What the task requires
Wherever the word "front" appears in the entries, copy the whole line.

Data records
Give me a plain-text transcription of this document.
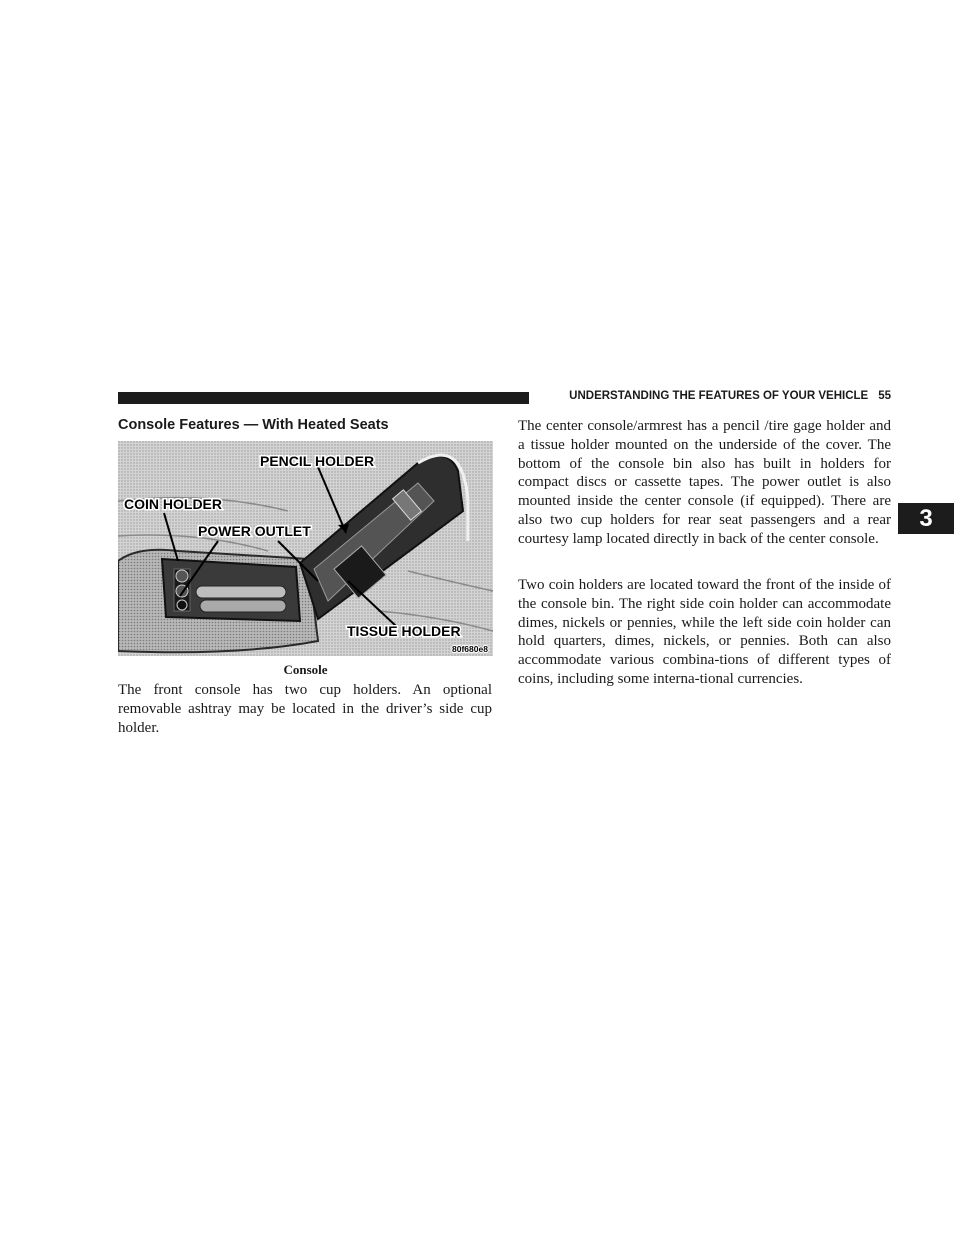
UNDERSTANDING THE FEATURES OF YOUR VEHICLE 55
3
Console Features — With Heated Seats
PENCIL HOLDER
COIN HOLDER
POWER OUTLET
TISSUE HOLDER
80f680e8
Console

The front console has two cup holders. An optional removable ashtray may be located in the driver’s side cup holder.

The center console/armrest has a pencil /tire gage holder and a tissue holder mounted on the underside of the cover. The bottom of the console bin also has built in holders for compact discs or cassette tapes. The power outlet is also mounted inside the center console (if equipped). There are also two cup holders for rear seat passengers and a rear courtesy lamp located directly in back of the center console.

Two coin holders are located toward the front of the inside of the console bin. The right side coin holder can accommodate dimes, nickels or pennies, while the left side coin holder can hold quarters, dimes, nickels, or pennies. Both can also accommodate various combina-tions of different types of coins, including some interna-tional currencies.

Answer in full
The front console has two cup holders. An optional removable ashtray may be located in the driver’s side cup holder.
Two coin holders are located toward the front of the inside of the console bin. The right side coin holder can accommodate dimes, nickels or pennies, while the left side coin holder can hold quarters, dimes, nickels, or pennies. Both can also accommodate various combina-tions of different types of coins, including some interna-tional currencies.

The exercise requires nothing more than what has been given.